▶ _EXERCISE DIRECTIONS_
Select every line holding the word "title" and copy it.

▶ _MATERIALS PROVIDED_
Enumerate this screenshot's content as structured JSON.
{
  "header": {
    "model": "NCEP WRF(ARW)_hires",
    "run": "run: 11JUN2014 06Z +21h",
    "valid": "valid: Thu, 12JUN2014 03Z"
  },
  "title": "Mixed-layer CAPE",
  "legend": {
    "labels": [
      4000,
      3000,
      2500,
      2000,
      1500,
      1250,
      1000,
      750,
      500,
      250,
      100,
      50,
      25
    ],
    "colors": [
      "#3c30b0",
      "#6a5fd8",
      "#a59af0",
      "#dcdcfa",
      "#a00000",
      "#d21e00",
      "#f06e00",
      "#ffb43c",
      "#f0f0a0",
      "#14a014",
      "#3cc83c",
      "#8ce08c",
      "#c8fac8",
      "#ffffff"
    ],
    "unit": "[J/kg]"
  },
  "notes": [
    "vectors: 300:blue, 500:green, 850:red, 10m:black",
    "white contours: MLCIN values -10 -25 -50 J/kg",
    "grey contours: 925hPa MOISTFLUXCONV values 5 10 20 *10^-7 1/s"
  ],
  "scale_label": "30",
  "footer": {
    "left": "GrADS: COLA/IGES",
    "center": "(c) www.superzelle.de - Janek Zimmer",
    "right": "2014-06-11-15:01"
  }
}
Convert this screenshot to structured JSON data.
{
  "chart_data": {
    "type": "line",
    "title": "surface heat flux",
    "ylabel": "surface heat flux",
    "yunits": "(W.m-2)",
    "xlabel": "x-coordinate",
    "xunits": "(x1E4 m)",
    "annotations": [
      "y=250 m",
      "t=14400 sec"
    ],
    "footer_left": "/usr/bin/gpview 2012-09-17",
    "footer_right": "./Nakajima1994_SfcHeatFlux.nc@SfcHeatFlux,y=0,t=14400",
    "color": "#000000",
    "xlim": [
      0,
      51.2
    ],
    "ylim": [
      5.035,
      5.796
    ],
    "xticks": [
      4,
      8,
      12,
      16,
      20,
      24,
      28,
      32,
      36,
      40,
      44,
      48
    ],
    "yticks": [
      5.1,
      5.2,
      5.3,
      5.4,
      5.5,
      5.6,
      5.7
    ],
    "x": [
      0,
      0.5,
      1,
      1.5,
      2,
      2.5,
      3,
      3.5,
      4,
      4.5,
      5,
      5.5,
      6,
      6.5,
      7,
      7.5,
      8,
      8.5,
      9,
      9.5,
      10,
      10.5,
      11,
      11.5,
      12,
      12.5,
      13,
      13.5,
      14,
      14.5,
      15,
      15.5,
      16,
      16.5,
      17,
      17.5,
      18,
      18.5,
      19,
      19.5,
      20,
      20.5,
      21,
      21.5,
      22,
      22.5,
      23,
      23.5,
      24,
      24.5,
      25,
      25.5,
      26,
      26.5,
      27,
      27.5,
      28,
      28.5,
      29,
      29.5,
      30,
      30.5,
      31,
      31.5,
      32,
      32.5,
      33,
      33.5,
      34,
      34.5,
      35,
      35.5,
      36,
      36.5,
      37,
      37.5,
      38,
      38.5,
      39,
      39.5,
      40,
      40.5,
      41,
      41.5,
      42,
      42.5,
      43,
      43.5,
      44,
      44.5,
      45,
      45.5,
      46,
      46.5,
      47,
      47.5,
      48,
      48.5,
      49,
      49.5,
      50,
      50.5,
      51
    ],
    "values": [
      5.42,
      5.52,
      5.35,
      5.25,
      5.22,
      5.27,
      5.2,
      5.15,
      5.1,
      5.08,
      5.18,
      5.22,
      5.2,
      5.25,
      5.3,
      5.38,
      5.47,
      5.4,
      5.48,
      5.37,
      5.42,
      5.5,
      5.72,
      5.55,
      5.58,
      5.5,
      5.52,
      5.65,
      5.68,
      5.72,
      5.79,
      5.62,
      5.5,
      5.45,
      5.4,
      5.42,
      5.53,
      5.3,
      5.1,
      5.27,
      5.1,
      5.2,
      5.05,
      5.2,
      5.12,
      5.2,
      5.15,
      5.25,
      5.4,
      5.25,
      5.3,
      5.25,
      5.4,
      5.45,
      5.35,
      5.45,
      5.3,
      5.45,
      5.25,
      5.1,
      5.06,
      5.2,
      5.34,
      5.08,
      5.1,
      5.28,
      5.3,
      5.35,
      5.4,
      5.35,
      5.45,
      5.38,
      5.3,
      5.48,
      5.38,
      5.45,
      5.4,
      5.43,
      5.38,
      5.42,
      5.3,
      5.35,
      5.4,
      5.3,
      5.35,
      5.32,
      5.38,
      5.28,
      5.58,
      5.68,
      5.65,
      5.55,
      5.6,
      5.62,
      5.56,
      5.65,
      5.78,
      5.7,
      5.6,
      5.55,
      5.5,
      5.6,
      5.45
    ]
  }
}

▶ _TASK RESULT_
  "title": "Mixed-layer CAPE",
    "title": "surface heat flux",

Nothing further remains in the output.